DATA RECORDS:
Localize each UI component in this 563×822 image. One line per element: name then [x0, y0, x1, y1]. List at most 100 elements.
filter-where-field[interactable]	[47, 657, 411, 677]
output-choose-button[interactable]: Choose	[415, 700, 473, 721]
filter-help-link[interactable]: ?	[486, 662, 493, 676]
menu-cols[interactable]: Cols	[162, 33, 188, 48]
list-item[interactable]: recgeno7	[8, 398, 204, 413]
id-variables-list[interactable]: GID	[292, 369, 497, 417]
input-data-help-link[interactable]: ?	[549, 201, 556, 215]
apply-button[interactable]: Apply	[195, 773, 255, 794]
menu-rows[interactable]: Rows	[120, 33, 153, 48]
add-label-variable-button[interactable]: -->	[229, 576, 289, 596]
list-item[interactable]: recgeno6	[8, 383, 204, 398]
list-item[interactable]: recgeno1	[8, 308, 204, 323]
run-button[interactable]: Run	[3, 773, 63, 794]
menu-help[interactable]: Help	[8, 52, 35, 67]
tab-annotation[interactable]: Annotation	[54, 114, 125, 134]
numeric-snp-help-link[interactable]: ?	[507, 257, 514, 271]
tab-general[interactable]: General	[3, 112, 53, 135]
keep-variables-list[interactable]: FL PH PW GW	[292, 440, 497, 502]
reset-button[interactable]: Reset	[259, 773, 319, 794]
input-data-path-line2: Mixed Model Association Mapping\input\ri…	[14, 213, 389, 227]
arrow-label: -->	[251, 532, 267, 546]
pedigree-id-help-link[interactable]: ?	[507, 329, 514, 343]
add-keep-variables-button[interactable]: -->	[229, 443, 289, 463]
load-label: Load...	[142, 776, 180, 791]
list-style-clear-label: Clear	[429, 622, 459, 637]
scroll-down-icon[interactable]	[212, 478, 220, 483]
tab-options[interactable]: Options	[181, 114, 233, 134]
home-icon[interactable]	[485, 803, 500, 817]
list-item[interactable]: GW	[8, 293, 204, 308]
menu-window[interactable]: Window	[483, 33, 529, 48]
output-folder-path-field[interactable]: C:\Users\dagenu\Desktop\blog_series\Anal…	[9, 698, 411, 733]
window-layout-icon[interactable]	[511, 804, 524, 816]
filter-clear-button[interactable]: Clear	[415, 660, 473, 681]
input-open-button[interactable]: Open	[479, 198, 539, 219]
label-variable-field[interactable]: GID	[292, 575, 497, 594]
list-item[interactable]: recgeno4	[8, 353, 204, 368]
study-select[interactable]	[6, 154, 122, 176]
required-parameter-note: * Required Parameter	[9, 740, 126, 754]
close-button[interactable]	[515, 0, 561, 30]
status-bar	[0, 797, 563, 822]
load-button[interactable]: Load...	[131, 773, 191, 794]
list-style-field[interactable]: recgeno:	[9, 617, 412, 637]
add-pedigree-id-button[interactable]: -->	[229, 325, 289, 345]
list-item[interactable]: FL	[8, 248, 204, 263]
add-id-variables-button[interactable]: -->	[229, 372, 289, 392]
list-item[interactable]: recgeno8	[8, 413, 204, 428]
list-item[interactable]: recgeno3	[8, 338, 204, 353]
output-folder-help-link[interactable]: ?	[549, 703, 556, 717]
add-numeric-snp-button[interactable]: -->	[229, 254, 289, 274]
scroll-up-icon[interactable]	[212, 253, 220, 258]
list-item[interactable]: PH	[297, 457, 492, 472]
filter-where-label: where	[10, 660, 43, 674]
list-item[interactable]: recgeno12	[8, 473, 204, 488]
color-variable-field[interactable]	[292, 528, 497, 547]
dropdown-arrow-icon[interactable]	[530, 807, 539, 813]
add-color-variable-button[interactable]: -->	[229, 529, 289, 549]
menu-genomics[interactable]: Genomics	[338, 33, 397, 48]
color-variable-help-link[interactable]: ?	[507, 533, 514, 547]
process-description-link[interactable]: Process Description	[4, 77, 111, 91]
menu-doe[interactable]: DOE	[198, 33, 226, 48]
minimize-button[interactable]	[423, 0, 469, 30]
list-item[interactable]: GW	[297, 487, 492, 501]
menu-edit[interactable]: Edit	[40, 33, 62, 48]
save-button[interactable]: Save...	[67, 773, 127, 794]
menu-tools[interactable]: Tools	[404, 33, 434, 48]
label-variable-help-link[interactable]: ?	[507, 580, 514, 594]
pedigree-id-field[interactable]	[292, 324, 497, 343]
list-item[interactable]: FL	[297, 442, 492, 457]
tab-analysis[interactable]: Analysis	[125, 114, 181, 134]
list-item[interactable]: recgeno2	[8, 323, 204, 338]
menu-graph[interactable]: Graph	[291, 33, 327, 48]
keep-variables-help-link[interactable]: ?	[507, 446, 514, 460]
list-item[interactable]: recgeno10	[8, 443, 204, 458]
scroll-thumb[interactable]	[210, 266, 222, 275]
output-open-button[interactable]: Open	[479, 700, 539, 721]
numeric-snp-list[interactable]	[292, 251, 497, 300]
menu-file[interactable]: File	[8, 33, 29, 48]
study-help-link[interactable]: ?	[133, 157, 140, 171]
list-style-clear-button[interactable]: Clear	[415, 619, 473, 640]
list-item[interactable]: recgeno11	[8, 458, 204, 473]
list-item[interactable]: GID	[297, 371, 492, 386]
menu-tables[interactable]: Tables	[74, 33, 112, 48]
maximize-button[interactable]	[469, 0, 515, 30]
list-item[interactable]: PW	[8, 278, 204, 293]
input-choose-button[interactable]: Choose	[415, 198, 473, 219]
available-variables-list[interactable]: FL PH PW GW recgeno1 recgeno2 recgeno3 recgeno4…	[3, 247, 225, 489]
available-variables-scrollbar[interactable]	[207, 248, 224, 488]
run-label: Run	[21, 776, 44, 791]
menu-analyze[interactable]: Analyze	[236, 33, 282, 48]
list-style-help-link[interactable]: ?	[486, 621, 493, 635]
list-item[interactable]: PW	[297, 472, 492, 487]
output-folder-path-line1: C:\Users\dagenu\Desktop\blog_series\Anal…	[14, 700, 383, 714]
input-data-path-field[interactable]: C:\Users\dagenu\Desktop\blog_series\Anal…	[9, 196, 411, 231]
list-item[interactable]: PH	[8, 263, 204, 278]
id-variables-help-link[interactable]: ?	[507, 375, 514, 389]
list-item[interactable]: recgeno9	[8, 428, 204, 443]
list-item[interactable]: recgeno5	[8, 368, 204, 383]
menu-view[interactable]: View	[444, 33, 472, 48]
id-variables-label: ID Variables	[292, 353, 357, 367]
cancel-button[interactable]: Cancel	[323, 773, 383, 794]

ABOUT THIS TASK:
Pick every line containing the word "filter" out of the material, and copy those lines.

WRITTEN RESPONSE:
filter-where-field[interactable]	[47, 657, 411, 677]
filter-help-link[interactable]: ?	[486, 662, 493, 676]
filter-clear-button[interactable]: Clear	[415, 660, 473, 681]
filter-where-label: where	[10, 660, 43, 674]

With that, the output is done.